*Work to do*
Write out the records that appear below, verbatim and complete, but without pictures.
::: Working data :::
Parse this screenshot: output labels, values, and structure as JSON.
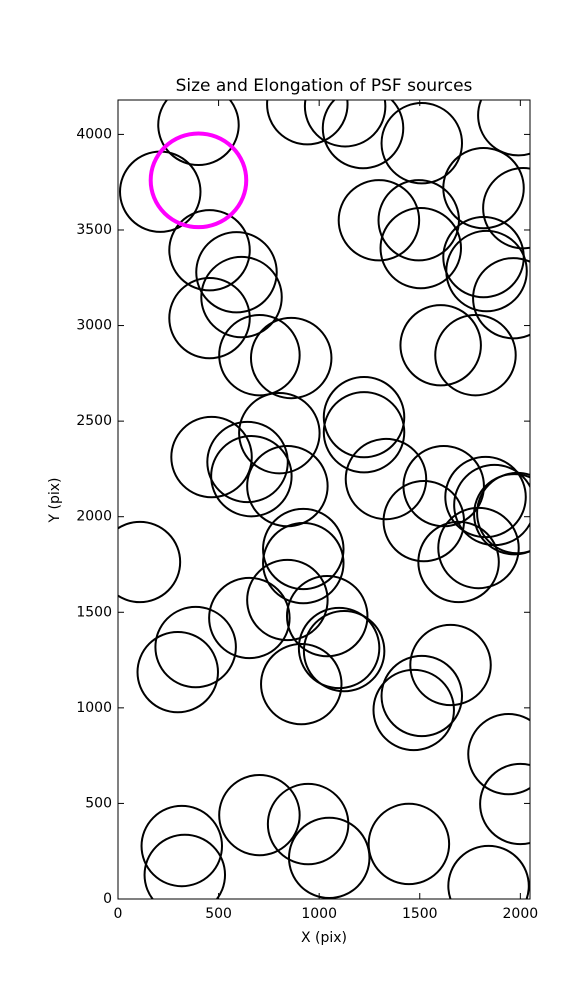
{
  "chart_data": {
    "type": "ellipse",
    "title": "Size and Elongation of PSF sources",
    "xlabel": "X (pix)",
    "ylabel": "Y (pix)",
    "xlim": [
      0,
      2048
    ],
    "ylim": [
      0,
      4180
    ],
    "xticks": [
      0,
      500,
      1000,
      1500,
      2000
    ],
    "yticks": [
      0,
      500,
      1000,
      1500,
      2000,
      2500,
      3000,
      3500,
      4000
    ],
    "series": [
      {
        "color": "#000000",
        "x": [
          210,
          400,
          455,
          589,
          614,
          455,
          703,
          861,
          802,
          465,
          644,
          663,
          842,
          109,
          921,
          921,
          842,
          653,
          1040,
          1099,
          1124,
          911,
          386,
          297,
          1223,
          1223,
          1332,
          1520,
          1619,
          1693,
          1792,
          1827,
          1871,
          1970,
          1985,
          1653,
          1510,
          1470,
          1941,
          2000,
          703,
          945,
          1050,
          317,
          332,
          1446,
          1842,
          941,
          1129,
          1218,
          1510,
          1297,
          1495,
          1505,
          1817,
          2015,
          1817,
          1832,
          1965,
          1604,
          1777,
          1990
        ],
        "y": [
          3700,
          4050,
          3394,
          3279,
          3149,
          3039,
          2845,
          2830,
          2437,
          2312,
          2286,
          2212,
          2160,
          1763,
          1831,
          1757,
          1564,
          1470,
          1480,
          1313,
          1297,
          1124,
          1318,
          1187,
          2521,
          2442,
          2197,
          1977,
          2160,
          1763,
          1836,
          2103,
          2061,
          2013,
          2019,
          1224,
          1062,
          989,
          758,
          497,
          439,
          392,
          215,
          277,
          126,
          288,
          68,
          4158,
          4147,
          4033,
          3954,
          3551,
          3551,
          3405,
          3719,
          3614,
          3358,
          3285,
          3143,
          2897,
          2845,
          4100
        ],
        "widths": [
          400,
          400,
          400,
          400,
          400,
          400,
          400,
          400,
          400,
          400,
          400,
          400,
          400,
          400,
          400,
          400,
          400,
          400,
          400,
          400,
          400,
          400,
          400,
          400,
          400,
          400,
          400,
          400,
          400,
          400,
          400,
          400,
          400,
          400,
          400,
          400,
          400,
          400,
          400,
          400,
          400,
          400,
          400,
          400,
          400,
          400,
          400,
          400,
          400,
          400,
          400,
          400,
          400,
          400,
          400,
          400,
          400,
          400,
          400,
          400,
          400,
          400
        ],
        "heights": [
          420,
          420,
          420,
          420,
          420,
          420,
          420,
          420,
          420,
          420,
          420,
          420,
          420,
          420,
          420,
          420,
          420,
          420,
          420,
          420,
          420,
          420,
          420,
          420,
          420,
          420,
          420,
          420,
          420,
          420,
          420,
          420,
          420,
          420,
          420,
          420,
          420,
          420,
          420,
          420,
          420,
          420,
          420,
          420,
          420,
          420,
          420,
          420,
          420,
          420,
          420,
          420,
          420,
          420,
          420,
          420,
          420,
          420,
          420,
          420,
          420,
          420
        ]
      },
      {
        "color": "#ff00ff",
        "x": [
          400
        ],
        "y": [
          3760
        ],
        "widths": [
          475
        ],
        "heights": [
          490
        ]
      }
    ]
  }
}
:::
*Correct response*
Parse this screenshot: output labels, values, and structure as JSON.
{
  "chart_data": {
    "type": "ellipse",
    "title": "Size and Elongation of PSF sources",
    "xlabel": "X (pix)",
    "ylabel": "Y (pix)",
    "xlim": [
      0,
      2048
    ],
    "ylim": [
      0,
      4180
    ],
    "xticks": [
      0,
      500,
      1000,
      1500,
      2000
    ],
    "yticks": [
      0,
      500,
      1000,
      1500,
      2000,
      2500,
      3000,
      3500,
      4000
    ],
    "series": [
      {
        "color": "#000000",
        "x": [
          210,
          400,
          455,
          589,
          614,
          455,
          703,
          861,
          802,
          465,
          644,
          663,
          842,
          109,
          921,
          921,
          842,
          653,
          1040,
          1099,
          1124,
          911,
          386,
          297,
          1223,
          1223,
          1332,
          1520,
          1619,
          1693,
          1792,
          1827,
          1871,
          1970,
          1985,
          1653,
          1510,
          1470,
          1941,
          2000,
          703,
          945,
          1050,
          317,
          332,
          1446,
          1842,
          941,
          1129,
          1218,
          1510,
          1297,
          1495,
          1505,
          1817,
          2015,
          1817,
          1832,
          1965,
          1604,
          1777,
          1990
        ],
        "y": [
          3700,
          4050,
          3394,
          3279,
          3149,
          3039,
          2845,
          2830,
          2437,
          2312,
          2286,
          2212,
          2160,
          1763,
          1831,
          1757,
          1564,
          1470,
          1480,
          1313,
          1297,
          1124,
          1318,
          1187,
          2521,
          2442,
          2197,
          1977,
          2160,
          1763,
          1836,
          2103,
          2061,
          2013,
          2019,
          1224,
          1062,
          989,
          758,
          497,
          439,
          392,
          215,
          277,
          126,
          288,
          68,
          4158,
          4147,
          4033,
          3954,
          3551,
          3551,
          3405,
          3719,
          3614,
          3358,
          3285,
          3143,
          2897,
          2845,
          4100
        ],
        "widths": [
          400,
          400,
          400,
          400,
          400,
          400,
          400,
          400,
          400,
          400,
          400,
          400,
          400,
          400,
          400,
          400,
          400,
          400,
          400,
          400,
          400,
          400,
          400,
          400,
          400,
          400,
          400,
          400,
          400,
          400,
          400,
          400,
          400,
          400,
          400,
          400,
          400,
          400,
          400,
          400,
          400,
          400,
          400,
          400,
          400,
          400,
          400,
          400,
          400,
          400,
          400,
          400,
          400,
          400,
          400,
          400,
          400,
          400,
          400,
          400,
          400,
          400
        ],
        "heights": [
          420,
          420,
          420,
          420,
          420,
          420,
          420,
          420,
          420,
          420,
          420,
          420,
          420,
          420,
          420,
          420,
          420,
          420,
          420,
          420,
          420,
          420,
          420,
          420,
          420,
          420,
          420,
          420,
          420,
          420,
          420,
          420,
          420,
          420,
          420,
          420,
          420,
          420,
          420,
          420,
          420,
          420,
          420,
          420,
          420,
          420,
          420,
          420,
          420,
          420,
          420,
          420,
          420,
          420,
          420,
          420,
          420,
          420,
          420,
          420,
          420,
          420
        ]
      },
      {
        "color": "#ff00ff",
        "x": [
          400
        ],
        "y": [
          3760
        ],
        "widths": [
          475
        ],
        "heights": [
          490
        ]
      }
    ]
  }
}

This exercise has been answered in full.